→ Reading passage:
But little noticed amid the sharp US and European response to Mr. Putin's comments is Russia's burgeoning military-industrial complex, generally thought to have collapsed with the Soviet Union.

The cold war days when the USSR matched the US missile-for-missile may be gone. But experts say that Russia is increasingly capable of turning out cutting-edge weaponry and selling it to countries that are shunned by Western suppliers.

"The fact that our country is playing a leading role in the world in the sphere of export of military production is a sign that the Russian defense industry has not only survived but has a powerful potential for further development," Sergei Chemezov, the head of the state arms-export monopoly Rosoboronexport, told a political meeting late last year.

Russian defense budgets have been soaring since Putin came to power, buoyed by a rising tide of petroleum income, and are set to jump by 23 percent in 2007 to a post-Soviet high of $32.4 billion. Moscow does arms business with over 70 countries, including China, Iran, and Venezuela, and in 2006 exported $6 billion worth of arms.

"Under Putin there has been a wish and an attempt to go beyond the Soviet inheritance," in developing high-tech military capabilities, says Ivan Saffranchuk, Moscow director of the independent World Security Institute. "Now there's cash, and a good political situation, to intensify that effort."

Missiles for Iran

• Last week Defense Minister Sergei Ivanov unveiled a $189 billion rearmament program that will replace about half of Russia's current military equipment by 2015. Among the armed forces' acquisitions will be a completely revamped early-warning radar network, new intercontinental missiles, a fleet of supersonic Tu-160 strategic bombers, and 31 new warships, including aircraft carriers.

→ Problem set:
1: From the article on Russia's defense industry, return the passage starting at "Russian defense budgets" and ending at "worth of arms.".
2: According to the article on Russia's defense industry, how much of Russia's current military equipment will the $189 billion rearmament program replace by 2015?
3: Extend the article on Russia's defense industry, beginning after its final sentence.

→ Record extracts:

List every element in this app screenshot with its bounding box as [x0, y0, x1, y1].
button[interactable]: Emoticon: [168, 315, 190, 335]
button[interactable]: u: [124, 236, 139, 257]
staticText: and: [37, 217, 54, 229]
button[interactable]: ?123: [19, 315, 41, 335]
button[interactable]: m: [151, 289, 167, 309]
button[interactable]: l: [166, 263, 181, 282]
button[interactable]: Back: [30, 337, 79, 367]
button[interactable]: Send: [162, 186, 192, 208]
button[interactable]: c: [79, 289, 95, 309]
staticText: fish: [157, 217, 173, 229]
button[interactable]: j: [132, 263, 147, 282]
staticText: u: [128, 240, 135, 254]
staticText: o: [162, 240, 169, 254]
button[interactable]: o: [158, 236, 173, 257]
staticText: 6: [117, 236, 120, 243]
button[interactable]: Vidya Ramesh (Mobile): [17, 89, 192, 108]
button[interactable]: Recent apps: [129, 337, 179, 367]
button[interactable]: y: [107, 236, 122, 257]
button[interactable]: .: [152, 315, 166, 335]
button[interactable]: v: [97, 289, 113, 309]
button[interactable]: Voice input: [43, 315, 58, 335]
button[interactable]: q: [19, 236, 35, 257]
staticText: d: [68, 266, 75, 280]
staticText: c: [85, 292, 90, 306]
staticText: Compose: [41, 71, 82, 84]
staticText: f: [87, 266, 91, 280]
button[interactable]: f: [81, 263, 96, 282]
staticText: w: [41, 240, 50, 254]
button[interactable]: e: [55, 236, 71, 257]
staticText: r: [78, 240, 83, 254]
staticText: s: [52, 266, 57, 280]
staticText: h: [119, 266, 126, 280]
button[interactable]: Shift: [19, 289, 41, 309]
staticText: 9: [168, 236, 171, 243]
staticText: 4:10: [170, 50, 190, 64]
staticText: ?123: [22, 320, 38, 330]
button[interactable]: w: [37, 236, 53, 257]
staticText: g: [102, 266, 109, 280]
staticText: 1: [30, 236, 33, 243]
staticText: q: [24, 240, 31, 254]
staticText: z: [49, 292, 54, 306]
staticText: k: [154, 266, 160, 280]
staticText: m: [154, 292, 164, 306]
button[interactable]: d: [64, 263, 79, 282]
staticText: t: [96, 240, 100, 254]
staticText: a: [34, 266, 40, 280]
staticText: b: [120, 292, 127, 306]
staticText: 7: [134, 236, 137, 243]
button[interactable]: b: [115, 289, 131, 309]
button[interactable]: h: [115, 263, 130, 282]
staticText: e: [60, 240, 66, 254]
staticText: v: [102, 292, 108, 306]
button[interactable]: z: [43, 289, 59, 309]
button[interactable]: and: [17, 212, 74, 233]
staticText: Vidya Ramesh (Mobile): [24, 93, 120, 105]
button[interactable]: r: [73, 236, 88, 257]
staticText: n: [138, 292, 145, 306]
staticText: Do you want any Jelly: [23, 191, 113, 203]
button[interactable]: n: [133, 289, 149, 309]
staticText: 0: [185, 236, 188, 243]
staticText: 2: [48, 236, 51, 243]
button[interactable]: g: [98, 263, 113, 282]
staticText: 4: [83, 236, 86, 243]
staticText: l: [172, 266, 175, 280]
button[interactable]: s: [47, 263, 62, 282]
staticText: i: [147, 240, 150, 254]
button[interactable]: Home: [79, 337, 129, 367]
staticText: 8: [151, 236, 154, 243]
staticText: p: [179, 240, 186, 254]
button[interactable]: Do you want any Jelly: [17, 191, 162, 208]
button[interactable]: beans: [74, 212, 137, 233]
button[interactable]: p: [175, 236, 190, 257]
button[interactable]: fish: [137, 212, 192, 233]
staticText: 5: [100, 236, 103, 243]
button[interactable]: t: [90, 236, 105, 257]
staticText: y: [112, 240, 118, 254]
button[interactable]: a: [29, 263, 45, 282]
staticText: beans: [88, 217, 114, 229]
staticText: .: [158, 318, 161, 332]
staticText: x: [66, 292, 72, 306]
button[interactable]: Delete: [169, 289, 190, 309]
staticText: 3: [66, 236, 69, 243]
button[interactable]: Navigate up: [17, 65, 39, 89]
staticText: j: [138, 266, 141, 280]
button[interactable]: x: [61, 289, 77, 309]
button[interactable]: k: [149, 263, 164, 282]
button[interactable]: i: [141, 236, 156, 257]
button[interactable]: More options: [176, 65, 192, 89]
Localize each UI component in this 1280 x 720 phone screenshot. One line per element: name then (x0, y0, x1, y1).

---

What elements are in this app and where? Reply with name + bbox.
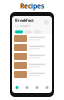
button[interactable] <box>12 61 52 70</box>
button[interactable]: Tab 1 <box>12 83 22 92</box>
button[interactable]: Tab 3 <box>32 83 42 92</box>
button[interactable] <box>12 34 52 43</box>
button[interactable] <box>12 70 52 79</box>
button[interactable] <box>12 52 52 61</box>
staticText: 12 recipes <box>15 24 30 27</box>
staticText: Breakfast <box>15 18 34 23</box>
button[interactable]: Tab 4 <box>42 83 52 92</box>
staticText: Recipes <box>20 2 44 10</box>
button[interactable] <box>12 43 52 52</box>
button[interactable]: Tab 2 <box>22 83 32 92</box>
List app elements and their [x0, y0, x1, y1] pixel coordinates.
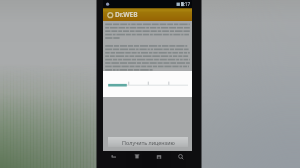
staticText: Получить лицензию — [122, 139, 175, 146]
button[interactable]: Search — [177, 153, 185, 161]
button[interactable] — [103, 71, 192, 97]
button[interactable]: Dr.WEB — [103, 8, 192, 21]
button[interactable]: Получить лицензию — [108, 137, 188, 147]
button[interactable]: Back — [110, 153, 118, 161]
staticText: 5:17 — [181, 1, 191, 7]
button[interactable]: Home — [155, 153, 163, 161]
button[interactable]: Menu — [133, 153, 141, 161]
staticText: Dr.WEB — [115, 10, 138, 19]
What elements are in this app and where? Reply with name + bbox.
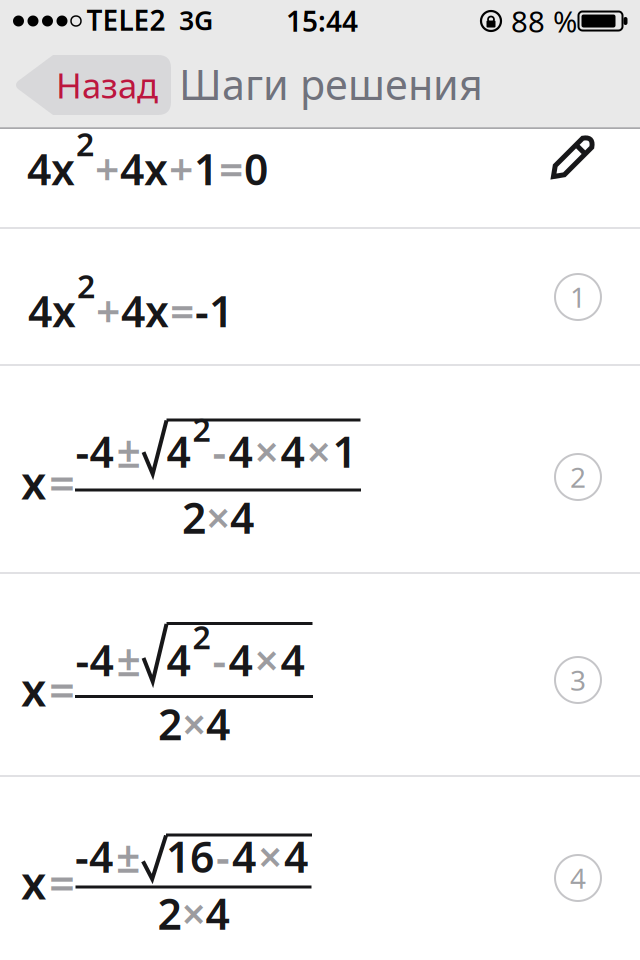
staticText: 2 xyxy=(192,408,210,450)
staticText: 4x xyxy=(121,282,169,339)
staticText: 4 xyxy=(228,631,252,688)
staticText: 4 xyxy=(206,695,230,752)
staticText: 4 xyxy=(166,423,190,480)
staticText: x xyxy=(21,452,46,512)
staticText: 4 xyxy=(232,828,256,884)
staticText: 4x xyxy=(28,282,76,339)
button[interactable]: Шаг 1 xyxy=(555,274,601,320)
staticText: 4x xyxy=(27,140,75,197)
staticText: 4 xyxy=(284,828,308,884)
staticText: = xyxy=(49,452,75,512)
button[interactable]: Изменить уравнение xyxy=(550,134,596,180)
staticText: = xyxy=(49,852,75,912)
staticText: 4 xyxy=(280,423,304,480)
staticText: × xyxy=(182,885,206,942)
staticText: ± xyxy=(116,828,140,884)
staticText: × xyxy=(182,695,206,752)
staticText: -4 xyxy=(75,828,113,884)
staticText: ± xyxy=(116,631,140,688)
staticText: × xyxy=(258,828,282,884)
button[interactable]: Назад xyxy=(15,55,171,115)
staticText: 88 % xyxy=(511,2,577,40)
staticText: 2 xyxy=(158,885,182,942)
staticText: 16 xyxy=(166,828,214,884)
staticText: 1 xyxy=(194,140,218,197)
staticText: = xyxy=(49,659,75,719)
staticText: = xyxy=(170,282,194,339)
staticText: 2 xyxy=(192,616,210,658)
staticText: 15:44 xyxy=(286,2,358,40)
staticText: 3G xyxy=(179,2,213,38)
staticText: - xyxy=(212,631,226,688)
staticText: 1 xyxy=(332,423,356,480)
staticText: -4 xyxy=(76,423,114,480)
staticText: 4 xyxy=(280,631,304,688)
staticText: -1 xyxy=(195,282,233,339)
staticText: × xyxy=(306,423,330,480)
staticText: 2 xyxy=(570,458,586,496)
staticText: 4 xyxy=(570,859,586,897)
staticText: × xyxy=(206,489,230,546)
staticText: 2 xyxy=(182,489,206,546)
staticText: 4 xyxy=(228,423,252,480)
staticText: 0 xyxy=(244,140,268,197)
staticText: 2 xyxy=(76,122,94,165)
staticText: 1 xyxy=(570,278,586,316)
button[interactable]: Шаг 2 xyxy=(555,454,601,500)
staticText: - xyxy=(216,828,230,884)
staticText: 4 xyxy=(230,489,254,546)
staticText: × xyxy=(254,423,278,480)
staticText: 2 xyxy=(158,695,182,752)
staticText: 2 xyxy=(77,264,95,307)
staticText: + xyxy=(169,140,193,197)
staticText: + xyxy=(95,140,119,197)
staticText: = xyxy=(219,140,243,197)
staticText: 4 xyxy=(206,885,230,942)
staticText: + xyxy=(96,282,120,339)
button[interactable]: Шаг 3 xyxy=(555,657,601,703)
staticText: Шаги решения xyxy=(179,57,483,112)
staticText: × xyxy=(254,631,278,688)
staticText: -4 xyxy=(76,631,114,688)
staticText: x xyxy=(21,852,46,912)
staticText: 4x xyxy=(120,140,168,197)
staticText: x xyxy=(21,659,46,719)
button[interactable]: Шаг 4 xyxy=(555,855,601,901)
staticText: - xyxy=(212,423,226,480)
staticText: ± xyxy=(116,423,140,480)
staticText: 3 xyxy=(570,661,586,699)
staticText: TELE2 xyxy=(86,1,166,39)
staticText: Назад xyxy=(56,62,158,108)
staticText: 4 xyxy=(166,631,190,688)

* * *

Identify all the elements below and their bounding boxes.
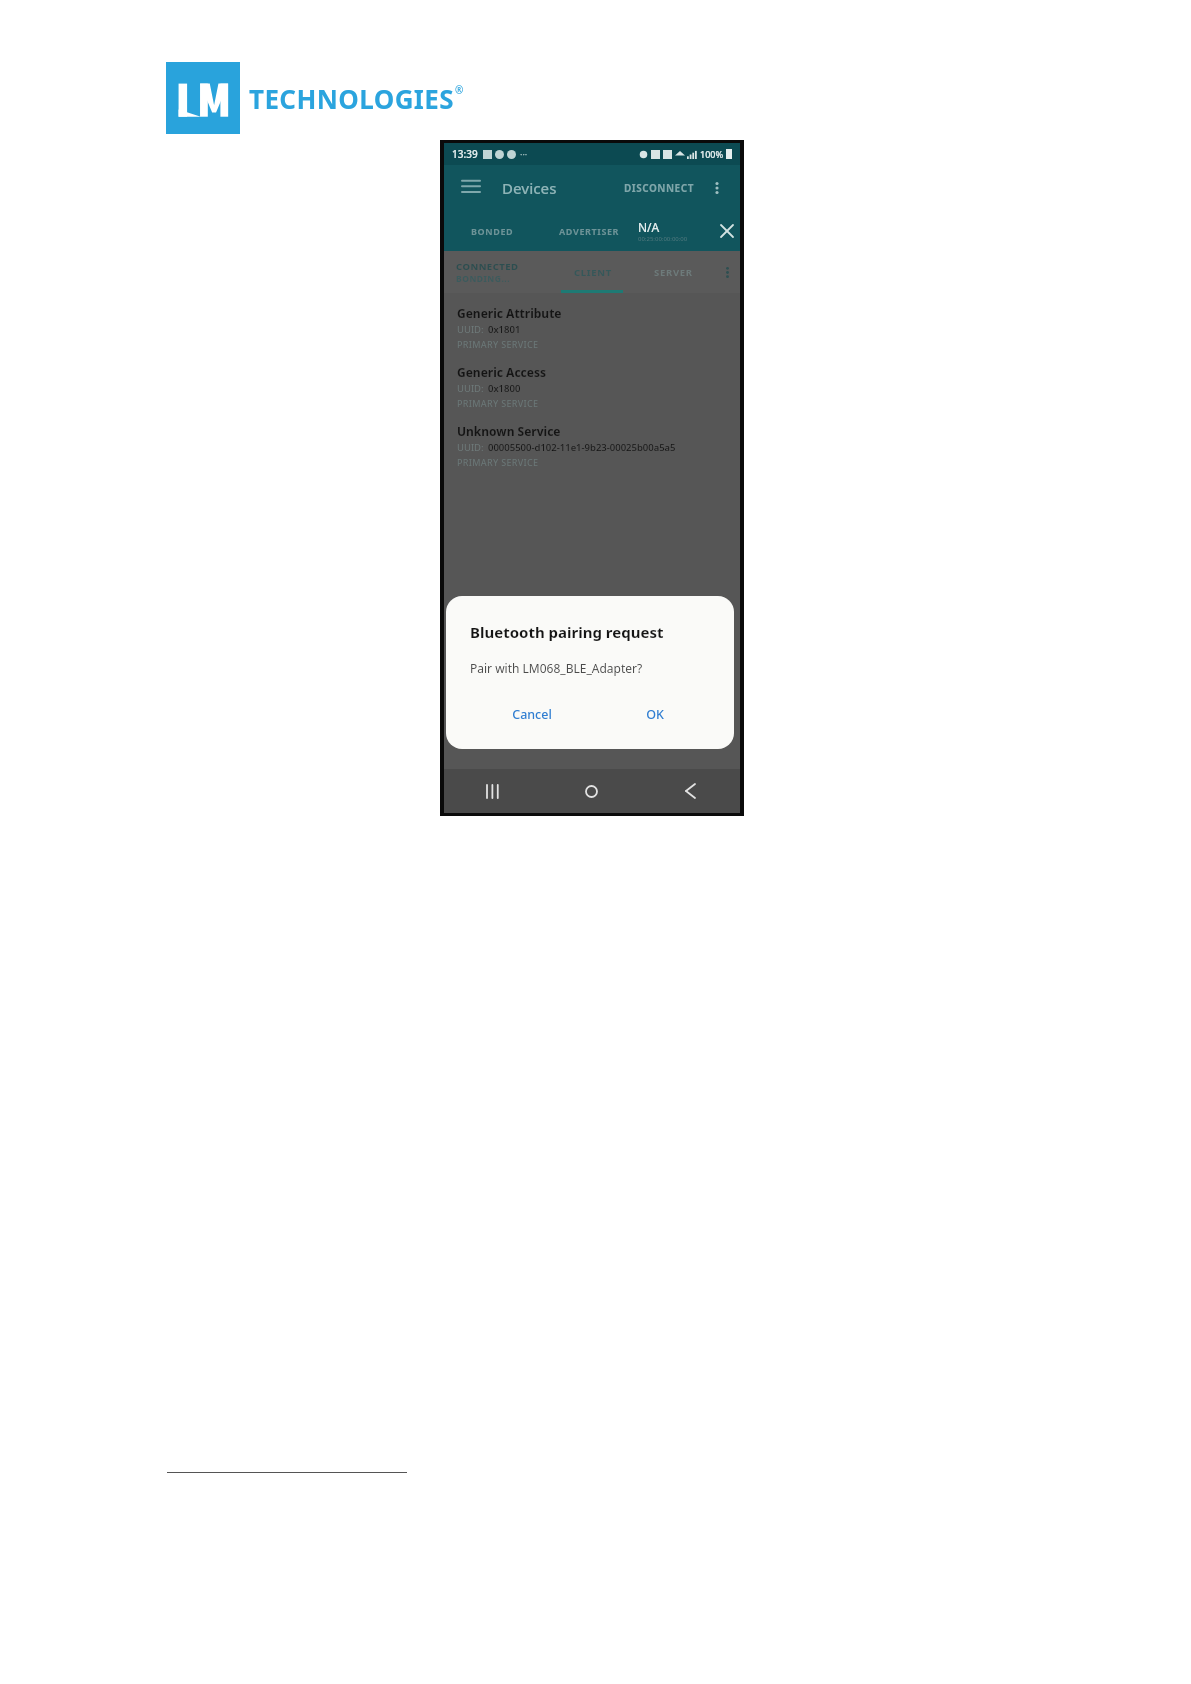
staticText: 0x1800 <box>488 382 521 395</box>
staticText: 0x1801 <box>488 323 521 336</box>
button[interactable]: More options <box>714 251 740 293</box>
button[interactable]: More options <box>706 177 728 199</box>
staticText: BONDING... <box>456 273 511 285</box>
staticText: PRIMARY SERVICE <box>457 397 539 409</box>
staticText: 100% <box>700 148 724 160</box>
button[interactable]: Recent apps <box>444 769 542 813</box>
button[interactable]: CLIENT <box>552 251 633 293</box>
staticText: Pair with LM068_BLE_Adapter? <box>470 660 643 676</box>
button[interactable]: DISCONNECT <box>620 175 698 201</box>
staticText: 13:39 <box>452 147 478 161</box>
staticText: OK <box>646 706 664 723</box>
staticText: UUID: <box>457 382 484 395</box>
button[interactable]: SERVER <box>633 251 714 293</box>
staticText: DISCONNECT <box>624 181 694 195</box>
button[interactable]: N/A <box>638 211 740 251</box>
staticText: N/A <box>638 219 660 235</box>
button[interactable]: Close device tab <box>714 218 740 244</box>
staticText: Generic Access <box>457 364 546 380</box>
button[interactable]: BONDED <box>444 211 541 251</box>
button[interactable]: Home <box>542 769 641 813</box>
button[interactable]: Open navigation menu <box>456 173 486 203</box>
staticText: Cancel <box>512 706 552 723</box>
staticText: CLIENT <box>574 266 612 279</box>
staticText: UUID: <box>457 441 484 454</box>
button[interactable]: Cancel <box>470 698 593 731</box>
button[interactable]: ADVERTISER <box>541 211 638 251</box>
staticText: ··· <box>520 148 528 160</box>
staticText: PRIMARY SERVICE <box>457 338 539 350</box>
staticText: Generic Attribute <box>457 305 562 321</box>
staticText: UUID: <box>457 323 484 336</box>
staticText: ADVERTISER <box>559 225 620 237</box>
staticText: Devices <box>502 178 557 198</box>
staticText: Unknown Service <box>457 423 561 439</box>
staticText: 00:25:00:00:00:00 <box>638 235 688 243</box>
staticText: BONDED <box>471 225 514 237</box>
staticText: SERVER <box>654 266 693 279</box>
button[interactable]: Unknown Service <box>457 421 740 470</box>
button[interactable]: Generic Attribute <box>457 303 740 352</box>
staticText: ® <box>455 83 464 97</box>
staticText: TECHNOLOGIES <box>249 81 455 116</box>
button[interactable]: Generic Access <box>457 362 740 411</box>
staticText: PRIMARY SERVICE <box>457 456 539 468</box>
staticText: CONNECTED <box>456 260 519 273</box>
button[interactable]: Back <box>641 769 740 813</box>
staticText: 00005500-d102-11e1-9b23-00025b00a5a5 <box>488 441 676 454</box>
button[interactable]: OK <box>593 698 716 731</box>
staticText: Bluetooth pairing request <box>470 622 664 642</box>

→ Answers to each task:
1:
Russian defense budgets have been soaring since Putin came to power, buoyed by a rising tide of petroleum income, and are set to jump by 23 percent in 2007 to a post-Soviet high of $32.4 billion. Moscow does arms business with over 70 countries, including China, Iran, and Venezuela, and in 2006 exported $6 billion worth of arms.

2: About half.

3:
• Last month Mr. Putin offered to partner with India to build a futuristic "fifth generation" fighter plane, which Russian designers is already under development and could be flying as early as 2009. Only the US has so far managed to field one of these new era combat jets – which have breakthrough capabilities of stealthiness, supersonic cruising, ultramaneuverability and over-the-horizon electronic visibility. And at $260 million per model, the new F/A-22 Raptor is by far the world's most expensive warplane.

• Russia is already supplying India with the Sukhoi-30MKI, an advanced "fourth generation" warplane that consistently defeats its Western counterparts, such as the frontline US fighters, the F-15C and F-16. Versions of the Su-30 are also being sold to China, Venezuela, and Malaysia.

• At a recent press conference, Putin said that Russia has nothing to fear from US missile defense systems because the new Topol-M intercontinental ballistic missile has stealth characteristics that enable it to penetrate the American shield. "But this is not all," he added, mentioning a "new generation ... of strategic weapons systems," against which missile defense systems would be "powerless."

• In January, Moscow announced it had completed deliveries of 29 sophisticated Tor-M1 mobile antiaircraft batteries to Iran, and Mr. Ivanov hinted that Russia might also supply S-300 long-range air defense weapons. Experts believe that the Tor-M1, which can track 48 targets simultaneously, could seriously complicate any potential air strike on Iran's nuclear facilities.